Would you copy out the whole listing exactly as given?
##### RECORDS FOR THE TASK
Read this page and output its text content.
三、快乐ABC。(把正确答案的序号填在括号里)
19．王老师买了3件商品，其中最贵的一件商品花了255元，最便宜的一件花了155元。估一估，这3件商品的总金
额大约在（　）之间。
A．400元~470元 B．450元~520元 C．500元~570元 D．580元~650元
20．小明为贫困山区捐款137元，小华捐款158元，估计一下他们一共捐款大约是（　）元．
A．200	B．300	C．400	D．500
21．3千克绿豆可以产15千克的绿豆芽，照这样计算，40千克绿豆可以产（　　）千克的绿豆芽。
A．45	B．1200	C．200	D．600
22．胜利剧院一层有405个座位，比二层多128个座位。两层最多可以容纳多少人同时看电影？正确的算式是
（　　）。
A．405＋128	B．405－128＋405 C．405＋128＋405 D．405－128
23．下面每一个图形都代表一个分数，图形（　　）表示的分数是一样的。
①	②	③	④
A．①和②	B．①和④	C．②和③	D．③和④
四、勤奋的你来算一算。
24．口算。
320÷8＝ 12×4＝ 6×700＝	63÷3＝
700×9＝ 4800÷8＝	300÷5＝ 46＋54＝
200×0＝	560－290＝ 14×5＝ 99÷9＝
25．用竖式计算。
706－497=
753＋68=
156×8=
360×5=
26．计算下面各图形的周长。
##########
# FULL RESPONSE
Read this page and output its text content.
三、快乐ABC。(把正确答案的序号填在括号里)
19．王老师买了3件商品，其中最贵的一件商品花了255元，最便宜的一件花了155元。估一估，这3件商品的总金
额大约在（　）之间。
A．400元~470元 B．450元~520元 C．500元~570元 D．580元~650元
20．小明为贫困山区捐款137元，小华捐款158元，估计一下他们一共捐款大约是（　）元．
A．200	B．300	C．400	D．500
21．3千克绿豆可以产15千克的绿豆芽，照这样计算，40千克绿豆可以产（　　）千克的绿豆芽。
A．45	B．1200	C．200	D．600
22．胜利剧院一层有405个座位，比二层多128个座位。两层最多可以容纳多少人同时看电影？正确的算式是
（　　）。
A．405＋128	B．405－128＋405 C．405＋128＋405 D．405－128
23．下面每一个图形都代表一个分数，图形（　　）表示的分数是一样的。
①	②	③	④
A．①和②	B．①和④	C．②和③	D．③和④
四、勤奋的你来算一算。
24．口算。
320÷8＝ 12×4＝ 6×700＝	63÷3＝
700×9＝ 4800÷8＝	300÷5＝ 46＋54＝
200×0＝	560－290＝ 14×5＝ 99÷9＝
25．用竖式计算。
706－497=
753＋68=
156×8=
360×5=
26．计算下面各图形的周长。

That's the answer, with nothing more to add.